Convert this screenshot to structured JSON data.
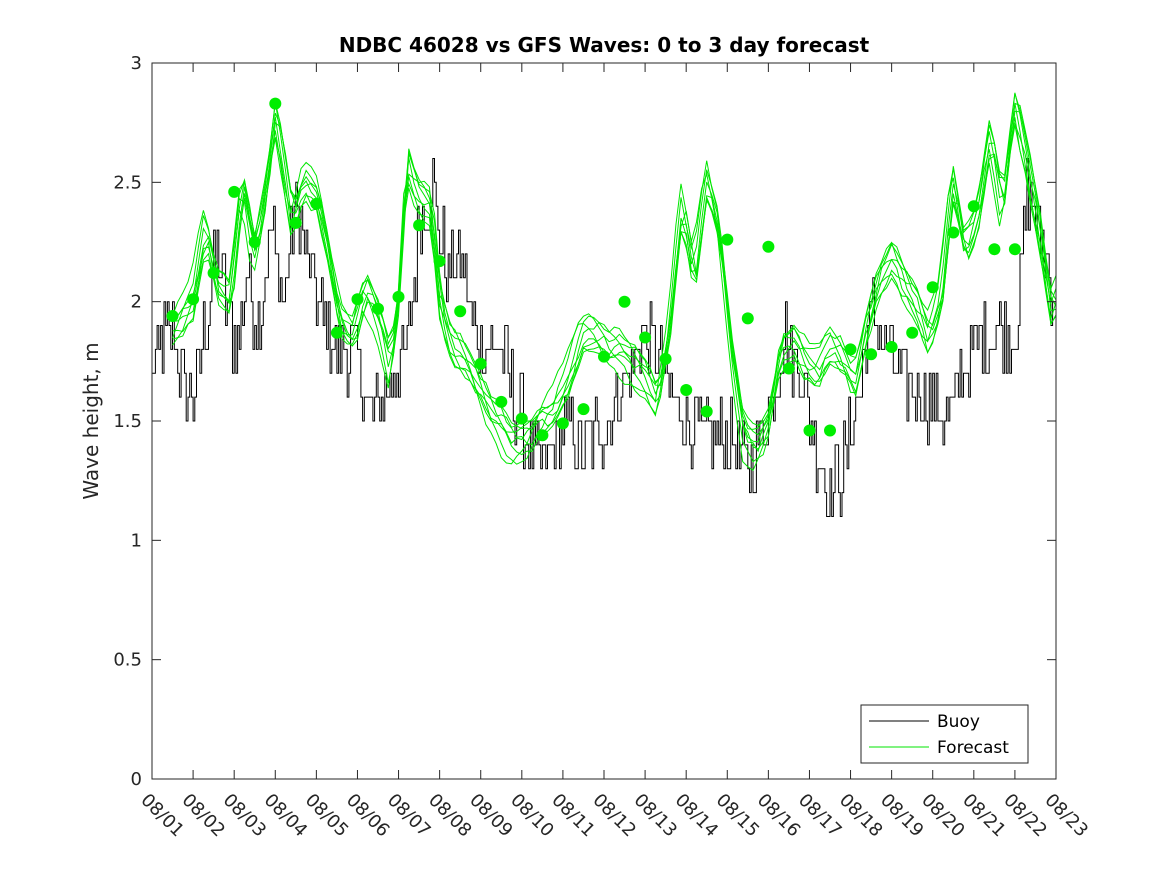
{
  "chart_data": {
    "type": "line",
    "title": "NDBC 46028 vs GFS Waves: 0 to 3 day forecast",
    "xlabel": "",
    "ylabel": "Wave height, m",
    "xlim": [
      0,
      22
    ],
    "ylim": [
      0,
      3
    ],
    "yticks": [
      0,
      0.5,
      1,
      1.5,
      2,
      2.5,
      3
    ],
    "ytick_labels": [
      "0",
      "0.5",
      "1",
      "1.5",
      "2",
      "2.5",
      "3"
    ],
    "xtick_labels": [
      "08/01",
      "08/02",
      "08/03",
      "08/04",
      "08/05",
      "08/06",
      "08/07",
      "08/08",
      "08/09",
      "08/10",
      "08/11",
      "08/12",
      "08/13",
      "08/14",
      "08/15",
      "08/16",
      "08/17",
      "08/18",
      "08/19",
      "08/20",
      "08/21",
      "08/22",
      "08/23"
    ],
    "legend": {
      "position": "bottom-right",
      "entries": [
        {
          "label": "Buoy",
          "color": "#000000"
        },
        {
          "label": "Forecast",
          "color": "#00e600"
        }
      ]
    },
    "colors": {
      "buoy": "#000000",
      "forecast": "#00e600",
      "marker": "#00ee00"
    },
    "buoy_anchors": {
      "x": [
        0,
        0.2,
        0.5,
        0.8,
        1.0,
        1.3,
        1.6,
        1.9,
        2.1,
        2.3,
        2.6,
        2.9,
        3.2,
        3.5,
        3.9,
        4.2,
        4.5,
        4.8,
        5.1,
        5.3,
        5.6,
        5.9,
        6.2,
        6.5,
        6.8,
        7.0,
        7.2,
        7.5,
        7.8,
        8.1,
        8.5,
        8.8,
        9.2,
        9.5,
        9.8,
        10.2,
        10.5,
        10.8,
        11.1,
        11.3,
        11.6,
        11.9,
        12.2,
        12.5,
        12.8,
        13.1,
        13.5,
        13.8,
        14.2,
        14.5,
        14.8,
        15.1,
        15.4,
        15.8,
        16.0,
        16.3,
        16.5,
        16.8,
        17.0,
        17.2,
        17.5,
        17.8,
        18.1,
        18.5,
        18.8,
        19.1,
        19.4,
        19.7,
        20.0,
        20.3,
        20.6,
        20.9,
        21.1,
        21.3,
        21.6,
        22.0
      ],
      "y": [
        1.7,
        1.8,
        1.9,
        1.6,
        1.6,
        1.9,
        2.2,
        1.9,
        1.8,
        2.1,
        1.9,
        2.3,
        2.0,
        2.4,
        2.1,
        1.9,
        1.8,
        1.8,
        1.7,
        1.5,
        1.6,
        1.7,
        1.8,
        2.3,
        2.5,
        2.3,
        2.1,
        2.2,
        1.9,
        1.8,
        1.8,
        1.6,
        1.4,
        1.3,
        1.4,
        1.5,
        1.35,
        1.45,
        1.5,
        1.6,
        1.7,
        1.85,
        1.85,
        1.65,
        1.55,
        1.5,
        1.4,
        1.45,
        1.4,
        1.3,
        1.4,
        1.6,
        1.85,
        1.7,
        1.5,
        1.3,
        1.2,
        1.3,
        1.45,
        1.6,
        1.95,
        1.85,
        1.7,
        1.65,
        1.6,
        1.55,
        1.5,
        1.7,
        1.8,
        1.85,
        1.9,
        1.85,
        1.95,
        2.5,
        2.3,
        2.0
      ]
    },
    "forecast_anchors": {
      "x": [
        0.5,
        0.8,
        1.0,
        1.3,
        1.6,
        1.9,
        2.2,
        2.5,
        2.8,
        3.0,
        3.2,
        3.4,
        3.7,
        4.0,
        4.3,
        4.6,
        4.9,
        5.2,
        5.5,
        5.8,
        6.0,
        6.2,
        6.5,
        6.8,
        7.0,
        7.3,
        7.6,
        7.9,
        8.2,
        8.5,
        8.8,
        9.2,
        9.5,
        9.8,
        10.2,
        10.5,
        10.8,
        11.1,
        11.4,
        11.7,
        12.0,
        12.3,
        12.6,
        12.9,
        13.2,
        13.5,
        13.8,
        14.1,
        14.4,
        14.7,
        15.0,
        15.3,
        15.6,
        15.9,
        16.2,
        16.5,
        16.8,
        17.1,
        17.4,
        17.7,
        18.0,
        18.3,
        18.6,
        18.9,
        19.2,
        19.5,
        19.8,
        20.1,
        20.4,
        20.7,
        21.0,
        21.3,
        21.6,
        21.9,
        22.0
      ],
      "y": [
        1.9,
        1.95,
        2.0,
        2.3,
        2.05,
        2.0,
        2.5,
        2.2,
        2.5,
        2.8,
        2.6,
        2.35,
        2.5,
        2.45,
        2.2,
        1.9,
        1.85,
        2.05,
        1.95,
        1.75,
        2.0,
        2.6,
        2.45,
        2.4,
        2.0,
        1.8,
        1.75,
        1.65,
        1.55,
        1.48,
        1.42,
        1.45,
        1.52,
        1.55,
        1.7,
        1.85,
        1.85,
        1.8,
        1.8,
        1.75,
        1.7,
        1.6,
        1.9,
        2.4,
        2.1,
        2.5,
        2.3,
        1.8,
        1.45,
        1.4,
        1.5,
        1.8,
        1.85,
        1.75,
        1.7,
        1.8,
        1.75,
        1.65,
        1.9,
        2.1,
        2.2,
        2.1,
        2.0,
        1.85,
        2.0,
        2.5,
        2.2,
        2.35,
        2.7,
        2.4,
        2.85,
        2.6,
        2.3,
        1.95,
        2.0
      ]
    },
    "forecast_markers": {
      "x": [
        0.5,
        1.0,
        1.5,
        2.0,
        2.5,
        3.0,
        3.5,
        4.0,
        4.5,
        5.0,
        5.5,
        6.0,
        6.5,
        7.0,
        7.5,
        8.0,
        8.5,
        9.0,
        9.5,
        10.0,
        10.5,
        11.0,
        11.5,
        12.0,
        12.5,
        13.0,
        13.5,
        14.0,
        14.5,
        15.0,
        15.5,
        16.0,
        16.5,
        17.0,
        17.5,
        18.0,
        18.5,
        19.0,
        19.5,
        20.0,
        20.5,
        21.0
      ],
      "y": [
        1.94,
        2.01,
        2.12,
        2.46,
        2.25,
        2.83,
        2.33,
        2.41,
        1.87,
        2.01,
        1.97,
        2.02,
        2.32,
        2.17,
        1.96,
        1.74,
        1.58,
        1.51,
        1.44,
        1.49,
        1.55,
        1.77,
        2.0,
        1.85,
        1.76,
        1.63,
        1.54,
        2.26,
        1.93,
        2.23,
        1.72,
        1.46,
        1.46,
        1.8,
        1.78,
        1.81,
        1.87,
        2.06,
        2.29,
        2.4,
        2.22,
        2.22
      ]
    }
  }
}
· · · ·
### TASK BRIEF
Copy out each line word for word, please, skipping the images.

### TASK OUTPUT
Convert this screenshot to structured JSON data.
{
  "chart_data": {
    "type": "line",
    "title": "NDBC 46028 vs GFS Waves: 0 to 3 day forecast",
    "xlabel": "",
    "ylabel": "Wave height, m",
    "xlim": [
      0,
      22
    ],
    "ylim": [
      0,
      3
    ],
    "yticks": [
      0,
      0.5,
      1,
      1.5,
      2,
      2.5,
      3
    ],
    "ytick_labels": [
      "0",
      "0.5",
      "1",
      "1.5",
      "2",
      "2.5",
      "3"
    ],
    "xtick_labels": [
      "08/01",
      "08/02",
      "08/03",
      "08/04",
      "08/05",
      "08/06",
      "08/07",
      "08/08",
      "08/09",
      "08/10",
      "08/11",
      "08/12",
      "08/13",
      "08/14",
      "08/15",
      "08/16",
      "08/17",
      "08/18",
      "08/19",
      "08/20",
      "08/21",
      "08/22",
      "08/23"
    ],
    "legend": {
      "position": "bottom-right",
      "entries": [
        {
          "label": "Buoy",
          "color": "#000000"
        },
        {
          "label": "Forecast",
          "color": "#00e600"
        }
      ]
    },
    "colors": {
      "buoy": "#000000",
      "forecast": "#00e600",
      "marker": "#00ee00"
    },
    "buoy_anchors": {
      "x": [
        0,
        0.2,
        0.5,
        0.8,
        1.0,
        1.3,
        1.6,
        1.9,
        2.1,
        2.3,
        2.6,
        2.9,
        3.2,
        3.5,
        3.9,
        4.2,
        4.5,
        4.8,
        5.1,
        5.3,
        5.6,
        5.9,
        6.2,
        6.5,
        6.8,
        7.0,
        7.2,
        7.5,
        7.8,
        8.1,
        8.5,
        8.8,
        9.2,
        9.5,
        9.8,
        10.2,
        10.5,
        10.8,
        11.1,
        11.3,
        11.6,
        11.9,
        12.2,
        12.5,
        12.8,
        13.1,
        13.5,
        13.8,
        14.2,
        14.5,
        14.8,
        15.1,
        15.4,
        15.8,
        16.0,
        16.3,
        16.5,
        16.8,
        17.0,
        17.2,
        17.5,
        17.8,
        18.1,
        18.5,
        18.8,
        19.1,
        19.4,
        19.7,
        20.0,
        20.3,
        20.6,
        20.9,
        21.1,
        21.3,
        21.6,
        22.0
      ],
      "y": [
        1.7,
        1.8,
        1.9,
        1.6,
        1.6,
        1.9,
        2.2,
        1.9,
        1.8,
        2.1,
        1.9,
        2.3,
        2.0,
        2.4,
        2.1,
        1.9,
        1.8,
        1.8,
        1.7,
        1.5,
        1.6,
        1.7,
        1.8,
        2.3,
        2.5,
        2.3,
        2.1,
        2.2,
        1.9,
        1.8,
        1.8,
        1.6,
        1.4,
        1.3,
        1.4,
        1.5,
        1.35,
        1.45,
        1.5,
        1.6,
        1.7,
        1.85,
        1.85,
        1.65,
        1.55,
        1.5,
        1.4,
        1.45,
        1.4,
        1.3,
        1.4,
        1.6,
        1.85,
        1.7,
        1.5,
        1.3,
        1.2,
        1.3,
        1.45,
        1.6,
        1.95,
        1.85,
        1.7,
        1.65,
        1.6,
        1.55,
        1.5,
        1.7,
        1.8,
        1.85,
        1.9,
        1.85,
        1.95,
        2.5,
        2.3,
        2.0
      ]
    },
    "forecast_anchors": {
      "x": [
        0.5,
        0.8,
        1.0,
        1.3,
        1.6,
        1.9,
        2.2,
        2.5,
        2.8,
        3.0,
        3.2,
        3.4,
        3.7,
        4.0,
        4.3,
        4.6,
        4.9,
        5.2,
        5.5,
        5.8,
        6.0,
        6.2,
        6.5,
        6.8,
        7.0,
        7.3,
        7.6,
        7.9,
        8.2,
        8.5,
        8.8,
        9.2,
        9.5,
        9.8,
        10.2,
        10.5,
        10.8,
        11.1,
        11.4,
        11.7,
        12.0,
        12.3,
        12.6,
        12.9,
        13.2,
        13.5,
        13.8,
        14.1,
        14.4,
        14.7,
        15.0,
        15.3,
        15.6,
        15.9,
        16.2,
        16.5,
        16.8,
        17.1,
        17.4,
        17.7,
        18.0,
        18.3,
        18.6,
        18.9,
        19.2,
        19.5,
        19.8,
        20.1,
        20.4,
        20.7,
        21.0,
        21.3,
        21.6,
        21.9,
        22.0
      ],
      "y": [
        1.9,
        1.95,
        2.0,
        2.3,
        2.05,
        2.0,
        2.5,
        2.2,
        2.5,
        2.8,
        2.6,
        2.35,
        2.5,
        2.45,
        2.2,
        1.9,
        1.85,
        2.05,
        1.95,
        1.75,
        2.0,
        2.6,
        2.45,
        2.4,
        2.0,
        1.8,
        1.75,
        1.65,
        1.55,
        1.48,
        1.42,
        1.45,
        1.52,
        1.55,
        1.7,
        1.85,
        1.85,
        1.8,
        1.8,
        1.75,
        1.7,
        1.6,
        1.9,
        2.4,
        2.1,
        2.5,
        2.3,
        1.8,
        1.45,
        1.4,
        1.5,
        1.8,
        1.85,
        1.75,
        1.7,
        1.8,
        1.75,
        1.65,
        1.9,
        2.1,
        2.2,
        2.1,
        2.0,
        1.85,
        2.0,
        2.5,
        2.2,
        2.35,
        2.7,
        2.4,
        2.85,
        2.6,
        2.3,
        1.95,
        2.0
      ]
    },
    "forecast_markers": {
      "x": [
        0.5,
        1.0,
        1.5,
        2.0,
        2.5,
        3.0,
        3.5,
        4.0,
        4.5,
        5.0,
        5.5,
        6.0,
        6.5,
        7.0,
        7.5,
        8.0,
        8.5,
        9.0,
        9.5,
        10.0,
        10.5,
        11.0,
        11.5,
        12.0,
        12.5,
        13.0,
        13.5,
        14.0,
        14.5,
        15.0,
        15.5,
        16.0,
        16.5,
        17.0,
        17.5,
        18.0,
        18.5,
        19.0,
        19.5,
        20.0,
        20.5,
        21.0
      ],
      "y": [
        1.94,
        2.01,
        2.12,
        2.46,
        2.25,
        2.83,
        2.33,
        2.41,
        1.87,
        2.01,
        1.97,
        2.02,
        2.32,
        2.17,
        1.96,
        1.74,
        1.58,
        1.51,
        1.44,
        1.49,
        1.55,
        1.77,
        2.0,
        1.85,
        1.76,
        1.63,
        1.54,
        2.26,
        1.93,
        2.23,
        1.72,
        1.46,
        1.46,
        1.8,
        1.78,
        1.81,
        1.87,
        2.06,
        2.29,
        2.4,
        2.22,
        2.22
      ]
    }
  }
}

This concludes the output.